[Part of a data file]
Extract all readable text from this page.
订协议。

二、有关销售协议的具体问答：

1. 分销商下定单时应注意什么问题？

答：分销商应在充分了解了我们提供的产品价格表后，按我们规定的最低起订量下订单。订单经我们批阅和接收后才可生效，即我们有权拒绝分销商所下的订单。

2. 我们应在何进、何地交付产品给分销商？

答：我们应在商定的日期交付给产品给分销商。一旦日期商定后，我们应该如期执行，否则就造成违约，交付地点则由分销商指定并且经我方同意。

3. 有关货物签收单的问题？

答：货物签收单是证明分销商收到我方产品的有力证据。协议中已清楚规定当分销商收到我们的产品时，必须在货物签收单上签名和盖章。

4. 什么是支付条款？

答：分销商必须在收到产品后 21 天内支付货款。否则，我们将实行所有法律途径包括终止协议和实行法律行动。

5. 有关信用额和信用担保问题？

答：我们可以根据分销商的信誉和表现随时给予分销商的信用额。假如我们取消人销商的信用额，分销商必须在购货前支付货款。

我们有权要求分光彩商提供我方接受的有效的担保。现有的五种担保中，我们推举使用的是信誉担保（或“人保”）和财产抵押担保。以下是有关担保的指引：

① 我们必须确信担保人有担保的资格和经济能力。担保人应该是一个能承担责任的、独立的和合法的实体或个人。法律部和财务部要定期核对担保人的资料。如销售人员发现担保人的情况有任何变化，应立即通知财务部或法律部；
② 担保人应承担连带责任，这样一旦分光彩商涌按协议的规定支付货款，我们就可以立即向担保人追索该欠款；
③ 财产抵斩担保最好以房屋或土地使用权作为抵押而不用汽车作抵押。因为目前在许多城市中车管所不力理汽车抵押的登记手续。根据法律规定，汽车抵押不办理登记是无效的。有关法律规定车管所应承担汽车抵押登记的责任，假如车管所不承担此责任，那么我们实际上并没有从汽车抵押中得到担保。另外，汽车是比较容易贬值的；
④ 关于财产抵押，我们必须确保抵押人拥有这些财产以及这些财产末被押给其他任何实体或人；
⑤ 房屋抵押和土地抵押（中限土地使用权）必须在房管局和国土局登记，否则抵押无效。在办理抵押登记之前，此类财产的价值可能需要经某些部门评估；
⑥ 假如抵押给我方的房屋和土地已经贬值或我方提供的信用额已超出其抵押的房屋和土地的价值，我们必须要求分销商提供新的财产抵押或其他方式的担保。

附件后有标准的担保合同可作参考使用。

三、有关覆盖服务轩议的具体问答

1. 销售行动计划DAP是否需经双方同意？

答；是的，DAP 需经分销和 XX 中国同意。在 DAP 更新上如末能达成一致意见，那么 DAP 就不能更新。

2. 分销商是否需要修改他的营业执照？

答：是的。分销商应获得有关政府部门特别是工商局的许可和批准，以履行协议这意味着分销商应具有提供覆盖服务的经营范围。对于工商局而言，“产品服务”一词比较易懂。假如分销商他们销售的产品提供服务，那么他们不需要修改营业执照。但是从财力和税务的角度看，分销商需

PROBLEM TO SOLVE: Retype the whole listing above exactly.

REPLY:
Extract all readable text from this page.
订协议。

二、有关销售协议的具体问答：

1. 分销商下定单时应注意什么问题？

答：分销商应在充分了解了我们提供的产品价格表后，按我们规定的最低起订量下订单。订单经我们批阅和接收后才可生效，即我们有权拒绝分销商所下的订单。

2. 我们应在何进、何地交付产品给分销商？

答：我们应在商定的日期交付给产品给分销商。一旦日期商定后，我们应该如期执行，否则就造成违约，交付地点则由分销商指定并且经我方同意。

3. 有关货物签收单的问题？

答：货物签收单是证明分销商收到我方产品的有力证据。协议中已清楚规定当分销商收到我们的产品时，必须在货物签收单上签名和盖章。

4. 什么是支付条款？

答：分销商必须在收到产品后 21 天内支付货款。否则，我们将实行所有法律途径包括终止协议和实行法律行动。

5. 有关信用额和信用担保问题？

答：我们可以根据分销商的信誉和表现随时给予分销商的信用额。假如我们取消人销商的信用额，分销商必须在购货前支付货款。

我们有权要求分光彩商提供我方接受的有效的担保。现有的五种担保中，我们推举使用的是信誉担保（或“人保”）和财产抵押担保。以下是有关担保的指引：

① 我们必须确信担保人有担保的资格和经济能力。担保人应该是一个能承担责任的、独立的和合法的实体或个人。法律部和财务部要定期核对担保人的资料。如销售人员发现担保人的情况有任何变化，应立即通知财务部或法律部；
② 担保人应承担连带责任，这样一旦分光彩商涌按协议的规定支付货款，我们就可以立即向担保人追索该欠款；
③ 财产抵斩担保最好以房屋或土地使用权作为抵押而不用汽车作抵押。因为目前在许多城市中车管所不力理汽车抵押的登记手续。根据法律规定，汽车抵押不办理登记是无效的。有关法律规定车管所应承担汽车抵押登记的责任，假如车管所不承担此责任，那么我们实际上并没有从汽车抵押中得到担保。另外，汽车是比较容易贬值的；
④ 关于财产抵押，我们必须确保抵押人拥有这些财产以及这些财产末被押给其他任何实体或人；
⑤ 房屋抵押和土地抵押（中限土地使用权）必须在房管局和国土局登记，否则抵押无效。在办理抵押登记之前，此类财产的价值可能需要经某些部门评估；
⑥ 假如抵押给我方的房屋和土地已经贬值或我方提供的信用额已超出其抵押的房屋和土地的价值，我们必须要求分销商提供新的财产抵押或其他方式的担保。

附件后有标准的担保合同可作参考使用。

三、有关覆盖服务轩议的具体问答

1. 销售行动计划DAP是否需经双方同意？

答；是的，DAP 需经分销和 XX 中国同意。在 DAP 更新上如末能达成一致意见，那么 DAP 就不能更新。

2. 分销商是否需要修改他的营业执照？

答：是的。分销商应获得有关政府部门特别是工商局的许可和批准，以履行协议这意味着分销商应具有提供覆盖服务的经营范围。对于工商局而言，“产品服务”一词比较易懂。假如分销商他们销售的产品提供服务，那么他们不需要修改营业执照。但是从财力和税务的角度看，分销商需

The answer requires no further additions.